**GIVEN TASK:** Locate every line below that contains the word "totalspread" and copy it.

**EXCERPTED DATA:**
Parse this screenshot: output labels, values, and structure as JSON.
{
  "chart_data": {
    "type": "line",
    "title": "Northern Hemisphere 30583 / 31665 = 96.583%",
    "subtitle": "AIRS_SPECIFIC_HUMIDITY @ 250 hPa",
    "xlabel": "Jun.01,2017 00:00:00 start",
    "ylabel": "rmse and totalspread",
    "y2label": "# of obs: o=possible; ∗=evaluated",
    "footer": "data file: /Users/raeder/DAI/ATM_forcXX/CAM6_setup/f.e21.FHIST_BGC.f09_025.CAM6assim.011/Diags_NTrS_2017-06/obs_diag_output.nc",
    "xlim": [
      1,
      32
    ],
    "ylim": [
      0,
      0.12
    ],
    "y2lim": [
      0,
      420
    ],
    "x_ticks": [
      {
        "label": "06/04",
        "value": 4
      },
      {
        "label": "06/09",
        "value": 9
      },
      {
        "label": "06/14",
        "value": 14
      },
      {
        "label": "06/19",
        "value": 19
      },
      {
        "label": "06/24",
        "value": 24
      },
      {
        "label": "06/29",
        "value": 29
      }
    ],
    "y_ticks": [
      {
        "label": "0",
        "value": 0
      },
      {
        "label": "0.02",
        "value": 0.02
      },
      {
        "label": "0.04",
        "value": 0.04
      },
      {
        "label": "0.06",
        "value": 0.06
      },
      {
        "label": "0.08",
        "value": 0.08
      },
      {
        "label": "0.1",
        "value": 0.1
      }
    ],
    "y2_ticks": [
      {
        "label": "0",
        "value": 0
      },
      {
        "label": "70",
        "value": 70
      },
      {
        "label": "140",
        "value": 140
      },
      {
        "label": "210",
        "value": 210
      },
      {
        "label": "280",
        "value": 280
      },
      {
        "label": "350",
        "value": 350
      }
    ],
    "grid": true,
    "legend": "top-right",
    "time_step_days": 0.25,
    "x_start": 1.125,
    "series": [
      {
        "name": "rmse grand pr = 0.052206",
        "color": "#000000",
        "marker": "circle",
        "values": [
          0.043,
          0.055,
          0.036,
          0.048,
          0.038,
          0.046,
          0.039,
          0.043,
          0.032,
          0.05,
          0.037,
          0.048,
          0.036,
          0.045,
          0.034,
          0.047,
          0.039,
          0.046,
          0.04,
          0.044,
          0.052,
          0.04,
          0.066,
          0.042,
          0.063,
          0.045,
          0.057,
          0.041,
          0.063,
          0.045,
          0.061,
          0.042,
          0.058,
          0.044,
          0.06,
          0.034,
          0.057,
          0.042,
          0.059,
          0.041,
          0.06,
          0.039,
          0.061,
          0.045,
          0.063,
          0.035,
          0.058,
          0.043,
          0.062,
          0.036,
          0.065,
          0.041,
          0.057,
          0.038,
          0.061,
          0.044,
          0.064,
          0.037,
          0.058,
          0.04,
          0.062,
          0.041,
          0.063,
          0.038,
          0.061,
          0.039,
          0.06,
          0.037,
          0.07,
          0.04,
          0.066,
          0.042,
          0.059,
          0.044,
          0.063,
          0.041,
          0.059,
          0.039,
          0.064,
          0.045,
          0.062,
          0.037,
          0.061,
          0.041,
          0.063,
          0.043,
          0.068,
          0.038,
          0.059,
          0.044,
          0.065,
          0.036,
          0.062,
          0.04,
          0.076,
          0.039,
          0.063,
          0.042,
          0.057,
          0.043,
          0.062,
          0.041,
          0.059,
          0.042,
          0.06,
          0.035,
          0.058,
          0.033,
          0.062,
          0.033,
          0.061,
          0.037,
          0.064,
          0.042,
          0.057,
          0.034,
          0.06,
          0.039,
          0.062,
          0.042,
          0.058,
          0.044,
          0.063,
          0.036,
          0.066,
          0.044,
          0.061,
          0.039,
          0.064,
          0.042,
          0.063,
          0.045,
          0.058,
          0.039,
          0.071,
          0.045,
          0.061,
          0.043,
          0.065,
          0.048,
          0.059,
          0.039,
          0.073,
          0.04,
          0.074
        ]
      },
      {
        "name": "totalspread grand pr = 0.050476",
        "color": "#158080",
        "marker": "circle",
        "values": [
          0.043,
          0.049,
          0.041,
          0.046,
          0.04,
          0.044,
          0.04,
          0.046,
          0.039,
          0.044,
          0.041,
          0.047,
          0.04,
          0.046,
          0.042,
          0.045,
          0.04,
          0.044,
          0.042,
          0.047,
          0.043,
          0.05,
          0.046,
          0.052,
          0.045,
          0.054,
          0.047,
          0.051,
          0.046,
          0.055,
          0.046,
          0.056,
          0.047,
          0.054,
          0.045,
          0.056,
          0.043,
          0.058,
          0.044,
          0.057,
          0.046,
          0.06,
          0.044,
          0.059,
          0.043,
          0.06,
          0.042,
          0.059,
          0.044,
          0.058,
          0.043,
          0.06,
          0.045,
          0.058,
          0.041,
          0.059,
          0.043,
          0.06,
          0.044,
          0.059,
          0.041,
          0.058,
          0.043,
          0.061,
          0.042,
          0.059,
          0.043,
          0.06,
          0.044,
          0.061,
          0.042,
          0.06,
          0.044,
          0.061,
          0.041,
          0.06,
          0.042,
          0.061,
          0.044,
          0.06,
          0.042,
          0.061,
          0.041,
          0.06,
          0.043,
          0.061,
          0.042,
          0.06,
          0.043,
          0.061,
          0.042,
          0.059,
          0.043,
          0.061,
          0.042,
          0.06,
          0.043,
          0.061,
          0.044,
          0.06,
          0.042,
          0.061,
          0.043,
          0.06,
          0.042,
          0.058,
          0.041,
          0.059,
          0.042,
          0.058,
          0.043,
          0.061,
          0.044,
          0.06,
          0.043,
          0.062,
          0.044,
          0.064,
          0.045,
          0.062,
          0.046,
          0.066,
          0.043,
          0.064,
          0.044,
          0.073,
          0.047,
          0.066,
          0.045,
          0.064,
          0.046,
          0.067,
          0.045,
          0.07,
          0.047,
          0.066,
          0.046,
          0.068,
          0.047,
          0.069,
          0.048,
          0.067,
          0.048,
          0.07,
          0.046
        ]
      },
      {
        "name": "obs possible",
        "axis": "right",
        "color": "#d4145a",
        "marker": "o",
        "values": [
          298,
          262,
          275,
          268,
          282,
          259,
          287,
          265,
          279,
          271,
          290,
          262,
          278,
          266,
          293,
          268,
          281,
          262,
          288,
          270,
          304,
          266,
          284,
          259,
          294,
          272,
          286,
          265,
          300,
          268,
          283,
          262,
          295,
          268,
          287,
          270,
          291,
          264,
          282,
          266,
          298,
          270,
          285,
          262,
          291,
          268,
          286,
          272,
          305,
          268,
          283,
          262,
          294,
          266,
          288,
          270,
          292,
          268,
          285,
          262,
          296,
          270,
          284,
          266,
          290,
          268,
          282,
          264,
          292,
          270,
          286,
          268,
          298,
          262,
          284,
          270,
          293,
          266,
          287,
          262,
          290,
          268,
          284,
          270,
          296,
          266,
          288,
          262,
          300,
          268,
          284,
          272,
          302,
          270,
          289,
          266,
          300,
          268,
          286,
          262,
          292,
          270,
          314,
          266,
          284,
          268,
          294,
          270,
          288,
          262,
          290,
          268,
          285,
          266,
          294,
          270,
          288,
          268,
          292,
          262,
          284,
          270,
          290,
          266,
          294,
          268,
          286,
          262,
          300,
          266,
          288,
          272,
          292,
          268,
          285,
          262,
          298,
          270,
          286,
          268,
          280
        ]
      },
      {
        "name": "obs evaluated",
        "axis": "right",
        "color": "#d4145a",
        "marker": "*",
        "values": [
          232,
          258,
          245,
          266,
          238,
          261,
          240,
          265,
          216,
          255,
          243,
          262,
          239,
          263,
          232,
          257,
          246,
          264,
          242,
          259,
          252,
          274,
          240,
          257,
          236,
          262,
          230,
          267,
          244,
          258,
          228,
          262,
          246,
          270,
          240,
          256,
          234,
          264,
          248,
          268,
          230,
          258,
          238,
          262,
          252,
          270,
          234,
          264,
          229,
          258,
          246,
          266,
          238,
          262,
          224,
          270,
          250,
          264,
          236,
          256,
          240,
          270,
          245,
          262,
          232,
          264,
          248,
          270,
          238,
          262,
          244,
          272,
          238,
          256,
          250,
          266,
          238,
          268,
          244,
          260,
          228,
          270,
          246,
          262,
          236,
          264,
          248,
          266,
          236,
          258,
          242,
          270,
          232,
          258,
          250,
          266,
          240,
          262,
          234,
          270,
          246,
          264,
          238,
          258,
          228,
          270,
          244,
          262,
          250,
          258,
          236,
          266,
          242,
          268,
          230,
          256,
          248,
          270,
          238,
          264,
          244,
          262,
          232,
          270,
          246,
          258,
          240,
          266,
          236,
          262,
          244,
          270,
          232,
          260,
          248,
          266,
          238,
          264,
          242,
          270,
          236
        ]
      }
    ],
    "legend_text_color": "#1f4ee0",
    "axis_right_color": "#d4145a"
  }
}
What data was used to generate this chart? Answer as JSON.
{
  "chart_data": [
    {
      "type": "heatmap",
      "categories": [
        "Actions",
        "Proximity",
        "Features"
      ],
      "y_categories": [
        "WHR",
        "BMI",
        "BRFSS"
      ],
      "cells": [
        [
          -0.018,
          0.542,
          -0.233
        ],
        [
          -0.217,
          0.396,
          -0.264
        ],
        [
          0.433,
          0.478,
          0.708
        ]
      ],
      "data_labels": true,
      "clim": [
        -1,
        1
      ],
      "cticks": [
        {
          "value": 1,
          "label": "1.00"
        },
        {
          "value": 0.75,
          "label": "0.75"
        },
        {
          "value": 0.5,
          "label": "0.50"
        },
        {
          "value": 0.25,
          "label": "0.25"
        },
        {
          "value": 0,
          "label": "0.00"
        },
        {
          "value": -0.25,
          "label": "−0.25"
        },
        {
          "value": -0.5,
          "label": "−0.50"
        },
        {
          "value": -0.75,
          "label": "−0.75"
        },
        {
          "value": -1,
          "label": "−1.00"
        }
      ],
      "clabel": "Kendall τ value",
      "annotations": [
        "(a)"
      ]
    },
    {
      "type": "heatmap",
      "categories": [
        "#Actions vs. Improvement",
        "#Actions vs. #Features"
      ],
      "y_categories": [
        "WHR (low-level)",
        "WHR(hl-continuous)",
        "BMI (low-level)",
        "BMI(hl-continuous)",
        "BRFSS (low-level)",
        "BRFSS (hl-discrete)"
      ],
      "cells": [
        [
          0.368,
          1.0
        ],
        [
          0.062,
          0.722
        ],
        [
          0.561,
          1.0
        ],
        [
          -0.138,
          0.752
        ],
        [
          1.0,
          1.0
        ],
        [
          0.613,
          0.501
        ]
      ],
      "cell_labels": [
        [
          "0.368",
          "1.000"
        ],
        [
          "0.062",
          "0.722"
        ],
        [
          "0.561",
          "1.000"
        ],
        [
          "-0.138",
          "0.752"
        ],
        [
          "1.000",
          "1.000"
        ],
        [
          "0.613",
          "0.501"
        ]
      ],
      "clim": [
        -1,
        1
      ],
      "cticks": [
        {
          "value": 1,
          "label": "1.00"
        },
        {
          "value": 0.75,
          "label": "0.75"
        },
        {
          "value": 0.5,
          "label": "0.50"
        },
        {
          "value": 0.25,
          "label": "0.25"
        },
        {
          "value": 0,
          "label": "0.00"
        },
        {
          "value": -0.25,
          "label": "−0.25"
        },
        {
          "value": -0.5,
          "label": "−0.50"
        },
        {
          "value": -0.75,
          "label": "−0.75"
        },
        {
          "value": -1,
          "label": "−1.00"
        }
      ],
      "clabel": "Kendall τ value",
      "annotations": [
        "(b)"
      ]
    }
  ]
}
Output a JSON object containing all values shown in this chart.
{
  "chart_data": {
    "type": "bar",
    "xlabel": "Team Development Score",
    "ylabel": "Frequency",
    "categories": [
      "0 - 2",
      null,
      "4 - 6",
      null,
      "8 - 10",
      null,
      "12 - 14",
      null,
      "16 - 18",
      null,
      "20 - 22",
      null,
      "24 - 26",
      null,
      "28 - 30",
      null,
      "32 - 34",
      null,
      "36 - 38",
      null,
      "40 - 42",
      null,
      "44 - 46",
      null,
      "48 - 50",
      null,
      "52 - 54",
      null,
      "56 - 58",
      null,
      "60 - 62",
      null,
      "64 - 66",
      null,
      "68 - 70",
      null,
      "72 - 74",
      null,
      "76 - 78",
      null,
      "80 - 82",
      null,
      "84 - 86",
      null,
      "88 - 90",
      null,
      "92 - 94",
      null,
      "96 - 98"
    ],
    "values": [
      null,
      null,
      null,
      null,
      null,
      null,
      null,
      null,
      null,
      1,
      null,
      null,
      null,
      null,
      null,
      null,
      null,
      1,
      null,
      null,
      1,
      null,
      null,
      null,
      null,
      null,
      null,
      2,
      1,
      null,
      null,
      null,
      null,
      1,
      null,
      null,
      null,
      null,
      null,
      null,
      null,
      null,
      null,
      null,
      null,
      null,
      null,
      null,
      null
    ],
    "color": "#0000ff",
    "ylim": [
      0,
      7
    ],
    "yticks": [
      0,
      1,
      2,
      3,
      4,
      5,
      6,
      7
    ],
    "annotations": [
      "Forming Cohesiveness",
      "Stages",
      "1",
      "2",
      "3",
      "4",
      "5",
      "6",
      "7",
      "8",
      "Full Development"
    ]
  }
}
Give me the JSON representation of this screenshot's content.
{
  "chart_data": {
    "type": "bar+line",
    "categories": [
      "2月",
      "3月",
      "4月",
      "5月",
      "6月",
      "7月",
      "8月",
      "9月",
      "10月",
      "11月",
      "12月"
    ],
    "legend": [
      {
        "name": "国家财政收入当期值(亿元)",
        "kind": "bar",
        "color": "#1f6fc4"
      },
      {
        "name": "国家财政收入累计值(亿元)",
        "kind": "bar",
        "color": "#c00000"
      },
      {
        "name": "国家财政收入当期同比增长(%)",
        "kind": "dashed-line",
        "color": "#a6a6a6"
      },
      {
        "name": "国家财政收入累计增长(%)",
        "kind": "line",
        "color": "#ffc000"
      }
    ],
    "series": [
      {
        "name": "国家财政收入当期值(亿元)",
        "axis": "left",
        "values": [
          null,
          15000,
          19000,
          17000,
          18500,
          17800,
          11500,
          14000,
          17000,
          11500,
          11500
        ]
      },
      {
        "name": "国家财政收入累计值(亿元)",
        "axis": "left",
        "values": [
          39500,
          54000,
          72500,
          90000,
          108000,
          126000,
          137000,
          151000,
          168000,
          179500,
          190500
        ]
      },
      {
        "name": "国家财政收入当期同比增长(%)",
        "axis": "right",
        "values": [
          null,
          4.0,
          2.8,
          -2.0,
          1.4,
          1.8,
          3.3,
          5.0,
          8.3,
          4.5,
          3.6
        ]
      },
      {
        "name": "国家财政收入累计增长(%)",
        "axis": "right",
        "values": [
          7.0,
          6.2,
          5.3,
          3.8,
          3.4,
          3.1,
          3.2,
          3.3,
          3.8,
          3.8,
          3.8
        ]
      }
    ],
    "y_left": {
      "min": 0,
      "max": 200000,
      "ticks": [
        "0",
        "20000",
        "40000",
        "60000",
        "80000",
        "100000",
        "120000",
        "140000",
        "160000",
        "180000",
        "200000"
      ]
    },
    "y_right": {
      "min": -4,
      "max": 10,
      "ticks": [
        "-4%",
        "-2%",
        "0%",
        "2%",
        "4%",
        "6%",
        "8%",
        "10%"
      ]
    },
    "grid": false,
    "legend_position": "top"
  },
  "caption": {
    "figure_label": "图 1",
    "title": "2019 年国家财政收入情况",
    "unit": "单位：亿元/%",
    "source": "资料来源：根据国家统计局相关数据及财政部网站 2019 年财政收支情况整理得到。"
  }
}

**THE RESPONSE:**
    "ylabel": "rmse and totalspread",
        "name": "totalspread grand pr = 0.050476",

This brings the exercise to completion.